JOB
Reproduce every line of the records below verbatim, omitting the pictures.

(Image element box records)
++++
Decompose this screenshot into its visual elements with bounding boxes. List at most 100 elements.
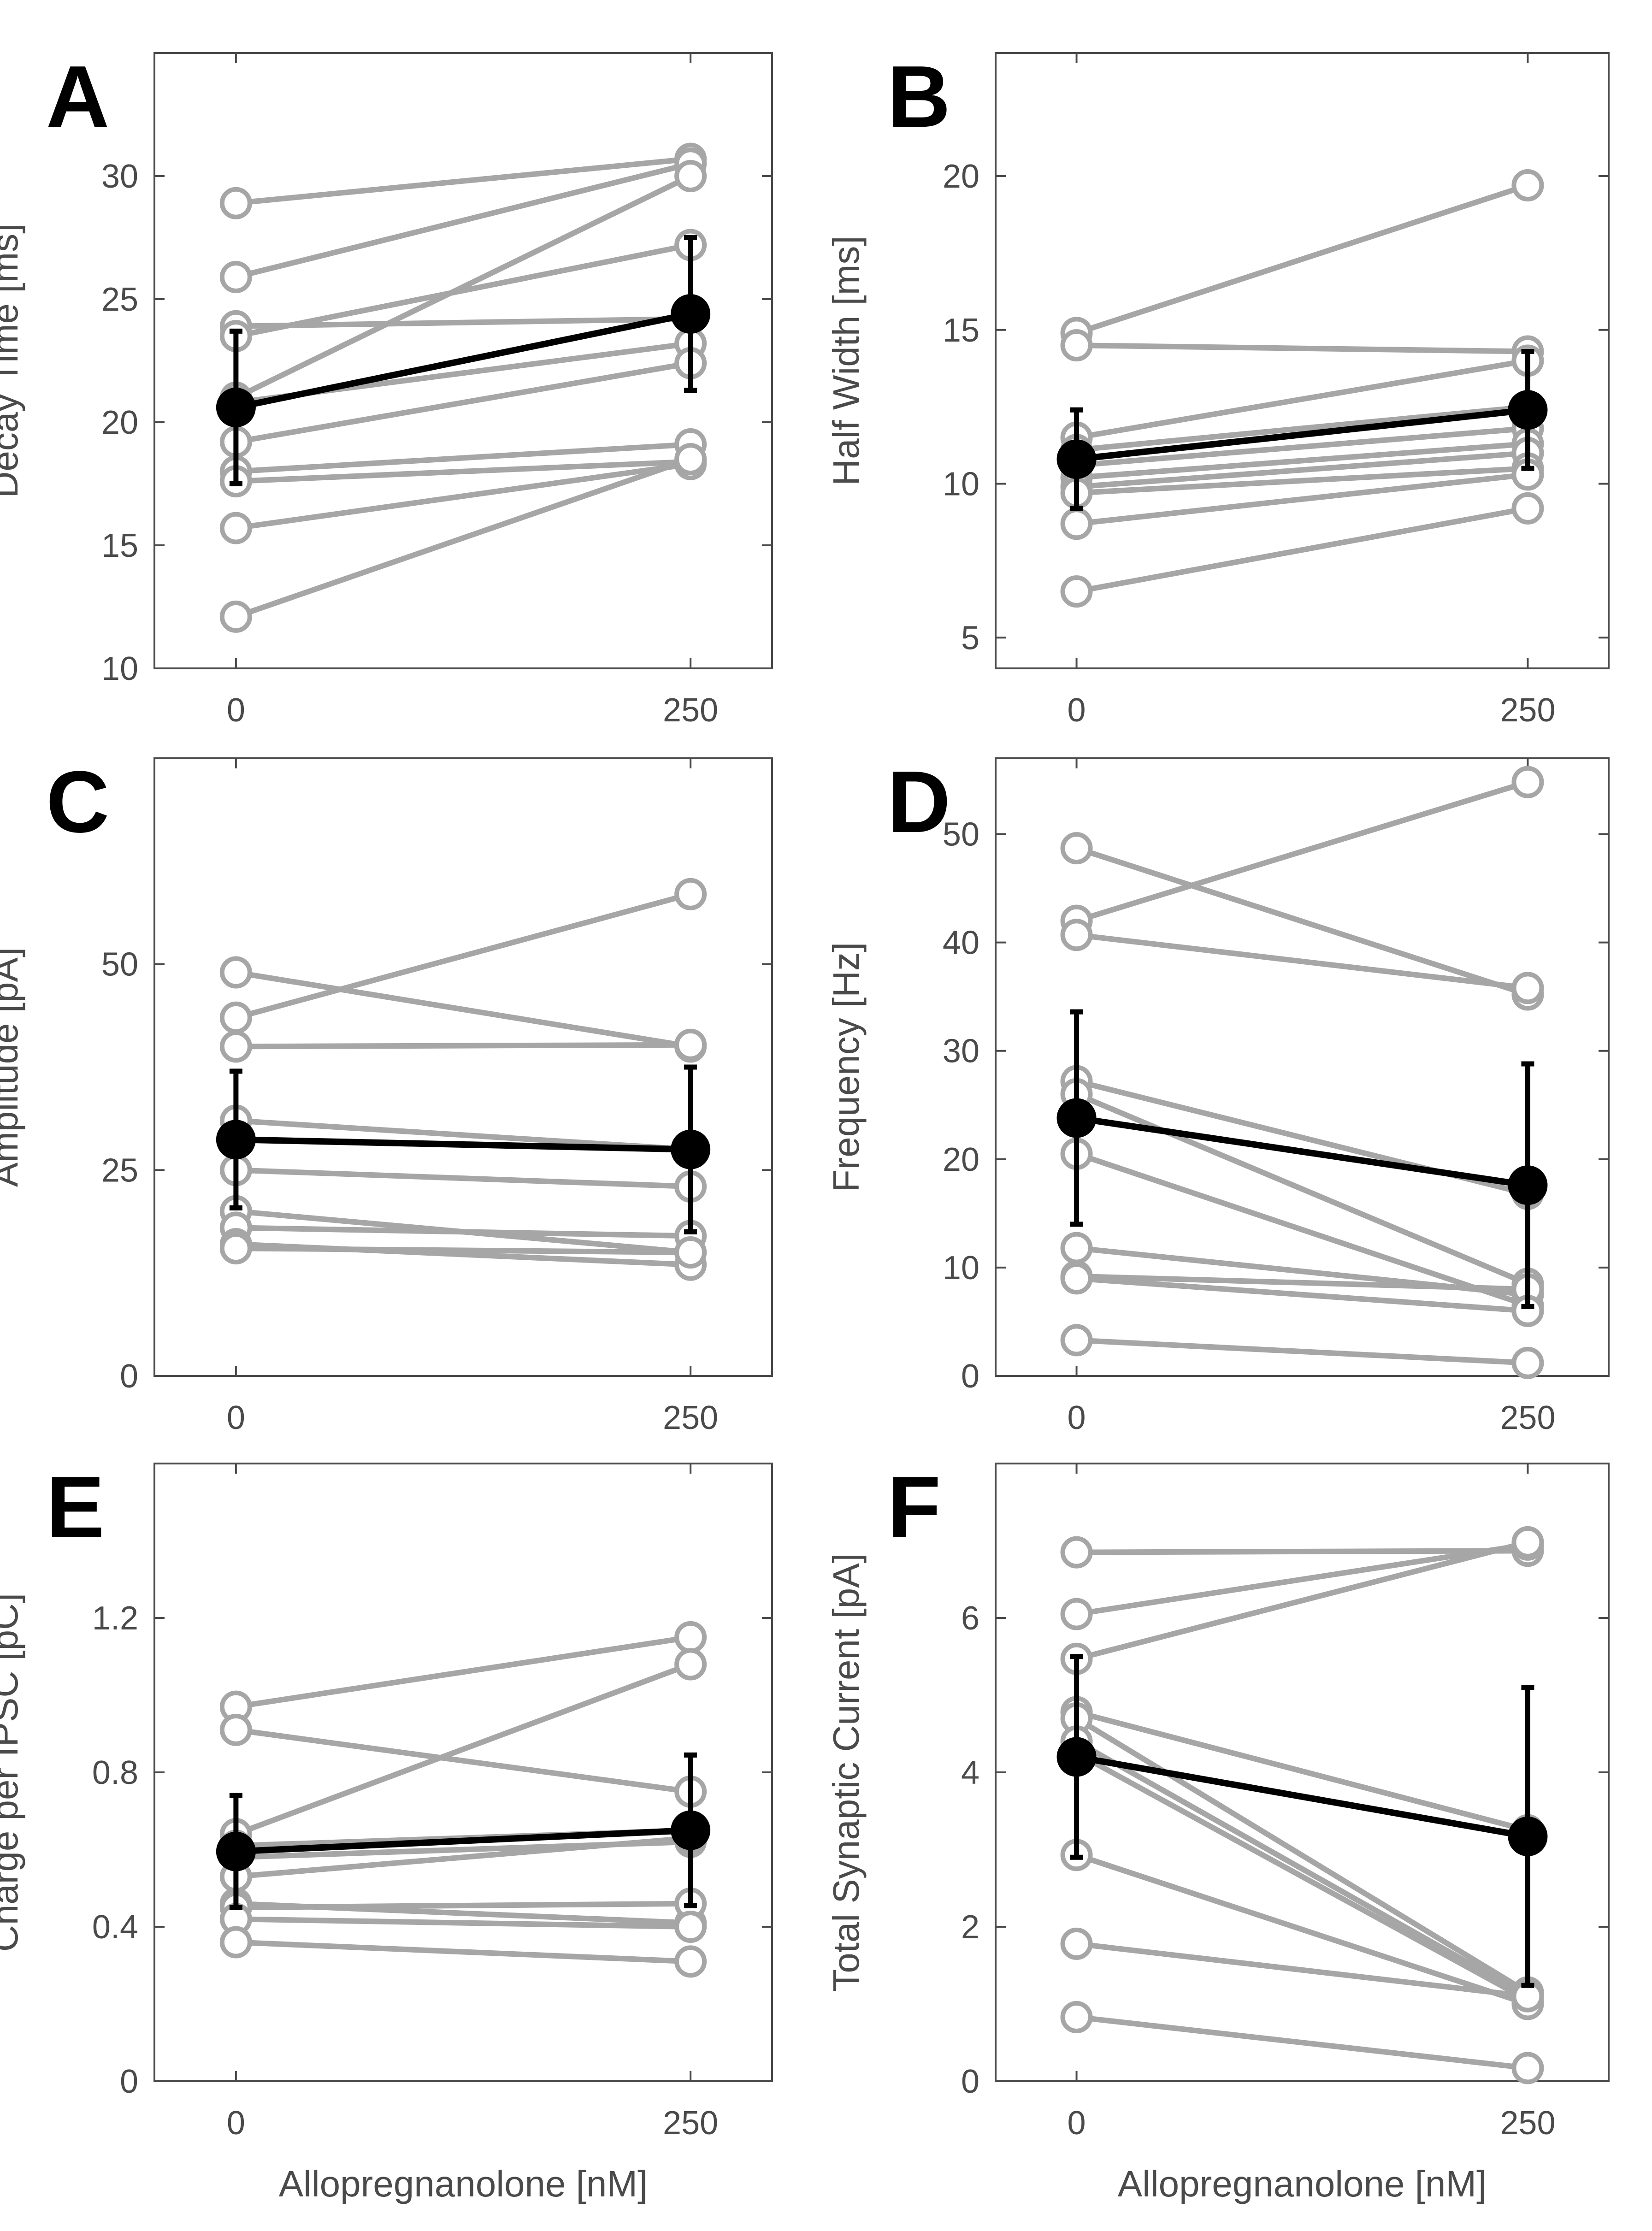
y-axis-label: Half Width [ms] [826, 236, 867, 485]
series-line [1074, 450, 1531, 490]
series-cell-9 [1060, 458, 1544, 540]
data-point [1511, 766, 1544, 798]
series-line [233, 173, 694, 401]
y-tick-label: 50 [943, 816, 979, 853]
x-tick-label: 250 [1500, 692, 1555, 729]
mean-point [671, 1129, 711, 1169]
data-point [1511, 972, 1544, 1004]
data-point [1511, 2052, 1544, 2084]
x-tick-label: 250 [1500, 2105, 1555, 2142]
series-cell-1 [1060, 169, 1544, 349]
panel-letter: C [46, 753, 109, 851]
y-tick-label: 4 [961, 1754, 979, 1791]
data-point [674, 443, 707, 476]
y-axis-label: Amplitude [pA] [0, 947, 25, 1187]
series-line [1074, 1539, 1531, 1662]
data-point [219, 1713, 252, 1746]
panel-f: F 0 2 4 6 0 250 Total Synaptic Current [pA] Allo… [826, 1458, 1610, 2204]
mean-point [216, 1120, 256, 1160]
data-point [1060, 329, 1093, 362]
x-tick-label: 250 [1500, 1399, 1555, 1436]
data-point [674, 1945, 707, 1978]
series-cell-2 [219, 1713, 707, 1808]
series-cell-5 [1060, 1078, 1544, 1300]
data-point [219, 1030, 252, 1063]
x-tick-label: 0 [227, 1399, 245, 1436]
mean-point [671, 294, 711, 334]
series-cell-4 [219, 229, 707, 353]
y-tick-label: 0 [120, 1358, 138, 1395]
series-line [1074, 1541, 1531, 1617]
y-tick-label: 25 [101, 281, 138, 318]
data-point [1060, 1262, 1093, 1295]
axes-frame [153, 1463, 773, 2082]
data-point [1060, 1232, 1093, 1264]
data-point [1060, 575, 1093, 608]
series-cell-11 [219, 443, 707, 633]
series-line [233, 1225, 694, 1239]
series-line [1074, 2014, 1531, 2071]
mean-series [1056, 1654, 1548, 1988]
data-point [1060, 2001, 1093, 2033]
mean-line [1076, 1753, 1528, 1840]
series-line [1074, 472, 1531, 527]
series-line [1074, 845, 1531, 997]
series-cell-7 [219, 1887, 707, 1939]
series-cell-9 [219, 1232, 707, 1269]
panel-letter: A [46, 48, 109, 146]
mean-series [216, 1064, 711, 1234]
series-cell-7 [219, 347, 707, 458]
data-point [1511, 1526, 1544, 1558]
axes-frame [995, 52, 1610, 669]
series-cell-2 [1060, 766, 1544, 937]
y-axis-label: Frequency [Hz] [826, 942, 867, 1192]
panel-letter: E [46, 1458, 105, 1556]
y-tick-label: 10 [943, 466, 979, 503]
y-tick-label: 30 [943, 1033, 979, 1070]
series-line [233, 1835, 694, 1880]
panel-e: E 0 0.4 0.8 1.2 0 250 Charge per IPSC [pC] Allop… [0, 1458, 773, 2204]
data-point [219, 1926, 252, 1959]
mean-point [671, 1810, 711, 1850]
x-tick-label: 0 [227, 692, 245, 729]
series-line [233, 161, 694, 280]
mean-series [216, 1752, 711, 1910]
series-line [233, 242, 694, 339]
data-point [674, 1028, 707, 1061]
series-line [1074, 932, 1531, 991]
y-tick-label: 0 [961, 2063, 979, 2100]
series-line [1074, 425, 1531, 468]
data-point [1060, 1324, 1093, 1357]
mean-line [1076, 1115, 1528, 1189]
series-line [1074, 1852, 1531, 2007]
data-point [674, 1621, 707, 1653]
series-line [233, 459, 694, 484]
mean-point [1056, 1098, 1097, 1138]
mean-series [1056, 348, 1548, 511]
series-line [1074, 1750, 1531, 2003]
series-cell-4 [219, 1104, 707, 1166]
series-line [233, 316, 694, 329]
series-line [1074, 1548, 1531, 1555]
series-cell-8 [219, 1887, 707, 1924]
x-axis-label: Allopregnanolone [nM] [279, 2163, 648, 2204]
series-line [1074, 1273, 1531, 1292]
y-tick-label: 5 [961, 620, 979, 656]
data-point [1060, 1598, 1093, 1630]
x-axis-label: Allopregnanolone [nM] [1118, 2163, 1487, 2204]
y-tick-label: 0.4 [92, 1909, 138, 1946]
mean-line [236, 1827, 691, 1855]
series-cell-10 [1060, 1324, 1544, 1379]
axes-frame [153, 52, 773, 669]
mean-point [1508, 1165, 1548, 1205]
data-point [219, 956, 252, 989]
y-tick-label: 2 [961, 1909, 979, 1946]
series-line [233, 1916, 694, 1930]
y-tick-label: 20 [943, 1141, 979, 1178]
series-line [1074, 404, 1531, 453]
series-line [1074, 183, 1531, 336]
y-tick-label: 10 [943, 1250, 979, 1287]
series-line [233, 1042, 694, 1050]
panel-letter: F [887, 1458, 941, 1556]
series-line [1074, 779, 1531, 924]
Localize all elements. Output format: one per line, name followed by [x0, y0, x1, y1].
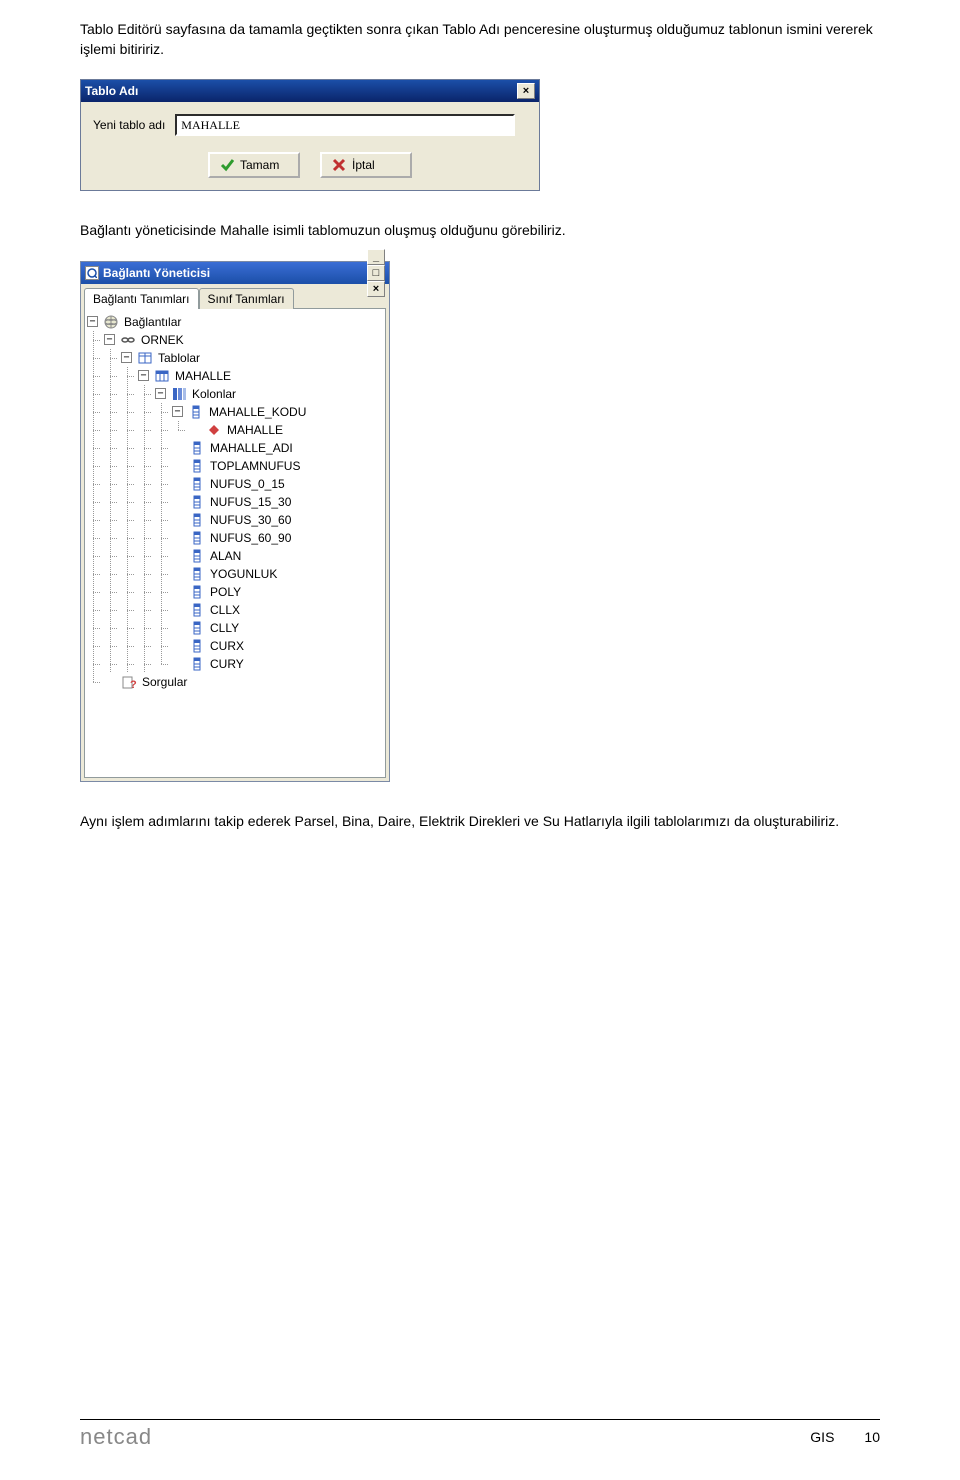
++++
SOLVED PROBLEM
Decompose this screenshot into its visual elements with bounding boxes. List at most 100 elements.
y-axis-label: Half Width [ms] [826, 236, 867, 485]
series-line [1074, 450, 1531, 490]
series-cell-9 [1060, 458, 1544, 540]
data-point [1511, 766, 1544, 798]
series-line [233, 173, 694, 401]
y-tick-label: 50 [943, 816, 979, 853]
x-tick-label: 250 [1500, 692, 1555, 729]
mean-point [671, 1129, 711, 1169]
data-point [1511, 972, 1544, 1004]
data-point [1511, 2052, 1544, 2084]
x-tick-label: 250 [1500, 2105, 1555, 2142]
series-cell-1 [1060, 169, 1544, 349]
panel-letter: C [46, 753, 109, 851]
y-tick-label: 4 [961, 1754, 979, 1791]
data-point [674, 443, 707, 476]
y-axis-label: Amplitude [pA] [0, 947, 25, 1187]
series-line [1074, 1539, 1531, 1662]
data-point [219, 1713, 252, 1746]
panel-f: F 0 2 4 6 0 250 Total Synaptic Current [pA] Allo… [826, 1458, 1610, 2204]
mean-point [216, 1120, 256, 1160]
data-point [1060, 329, 1093, 362]
x-tick-label: 250 [1500, 1399, 1555, 1436]
data-point [674, 1945, 707, 1978]
series-cell-2 [219, 1713, 707, 1808]
series-cell-5 [1060, 1078, 1544, 1300]
data-point [219, 1030, 252, 1063]
x-tick-label: 0 [227, 1399, 245, 1436]
mean-point [671, 294, 711, 334]
series-cell-4 [219, 229, 707, 353]
y-tick-label: 0 [120, 1358, 138, 1395]
series-line [1074, 1541, 1531, 1617]
y-tick-label: 25 [101, 281, 138, 318]
data-point [1060, 1262, 1093, 1295]
axes-frame [153, 1463, 773, 2082]
data-point [1060, 1232, 1093, 1264]
data-point [1060, 575, 1093, 608]
series-cell-11 [219, 443, 707, 633]
series-line [233, 1225, 694, 1239]
series-line [1074, 2014, 1531, 2071]
mean-series [1056, 1654, 1548, 1988]
data-point [1060, 2001, 1093, 2033]
mean-line [1076, 1753, 1528, 1840]
series-line [1074, 472, 1531, 527]
series-line [1074, 845, 1531, 997]
series-cell-7 [219, 1887, 707, 1939]
series-cell-9 [219, 1232, 707, 1269]
panel-letter: A [46, 48, 109, 146]
mean-series [216, 1064, 711, 1234]
series-cell-7 [219, 347, 707, 458]
data-point [1511, 1526, 1544, 1558]
axes-frame [995, 52, 1610, 669]
series-cell-2 [1060, 766, 1544, 937]
y-axis-label: Frequency [Hz] [826, 942, 867, 1192]
panel-letter: E [46, 1458, 105, 1556]
y-tick-label: 10 [943, 466, 979, 503]
y-tick-label: 30 [943, 1033, 979, 1070]
series-line [233, 1835, 694, 1880]
panel-e: E 0 0.4 0.8 1.2 0 250 Charge per IPSC [pC] Allop… [0, 1458, 773, 2204]
data-point [219, 1926, 252, 1959]
mean-point [671, 1810, 711, 1850]
x-tick-label: 0 [227, 692, 245, 729]
series-line [233, 161, 694, 280]
mean-series [216, 1752, 711, 1910]
series-line [233, 242, 694, 339]
data-point [674, 1028, 707, 1061]
series-line [1074, 932, 1531, 991]
y-tick-label: 0 [961, 2063, 979, 2100]
series-line [1074, 425, 1531, 468]
data-point [1060, 1324, 1093, 1357]
mean-line [1076, 1115, 1528, 1189]
series-line [1074, 1852, 1531, 2007]
data-point [674, 1621, 707, 1653]
series-line [233, 459, 694, 484]
mean-point [1056, 1098, 1097, 1138]
mean-series [1056, 348, 1548, 511]
series-line [1074, 1750, 1531, 2003]
series-cell-4 [219, 1104, 707, 1166]
series-line [233, 316, 694, 329]
series-line [1074, 1548, 1531, 1555]
series-cell-8 [219, 1887, 707, 1924]
x-axis-label: Allopregnanolone [nM] [279, 2163, 648, 2204]
series-line [1074, 1273, 1531, 1292]
y-tick-label: 5 [961, 620, 979, 656]
data-point [1060, 1598, 1093, 1630]
x-axis-label: Allopregnanolone [nM] [1118, 2163, 1487, 2204]
y-tick-label: 0.4 [92, 1909, 138, 1946]
mean-line [236, 1827, 691, 1855]
series-cell-10 [1060, 1324, 1544, 1379]
axes-frame [153, 52, 773, 669]
mean-point [1508, 1165, 1548, 1205]
data-point [219, 956, 252, 989]
y-tick-label: 2 [961, 1909, 979, 1946]
series-line [233, 1916, 694, 1930]
y-tick-label: 20 [943, 1141, 979, 1178]
series-line [1074, 404, 1531, 453]
series-line [1074, 183, 1531, 336]
y-tick-label: 10 [943, 1250, 979, 1287]
series-line [233, 1042, 694, 1050]
panel-letter: F [887, 1458, 941, 1556]
series-line [1074, 779, 1531, 924]
Localize all elements. Output format: one per line, name followed by [x0, y0, x1, y1].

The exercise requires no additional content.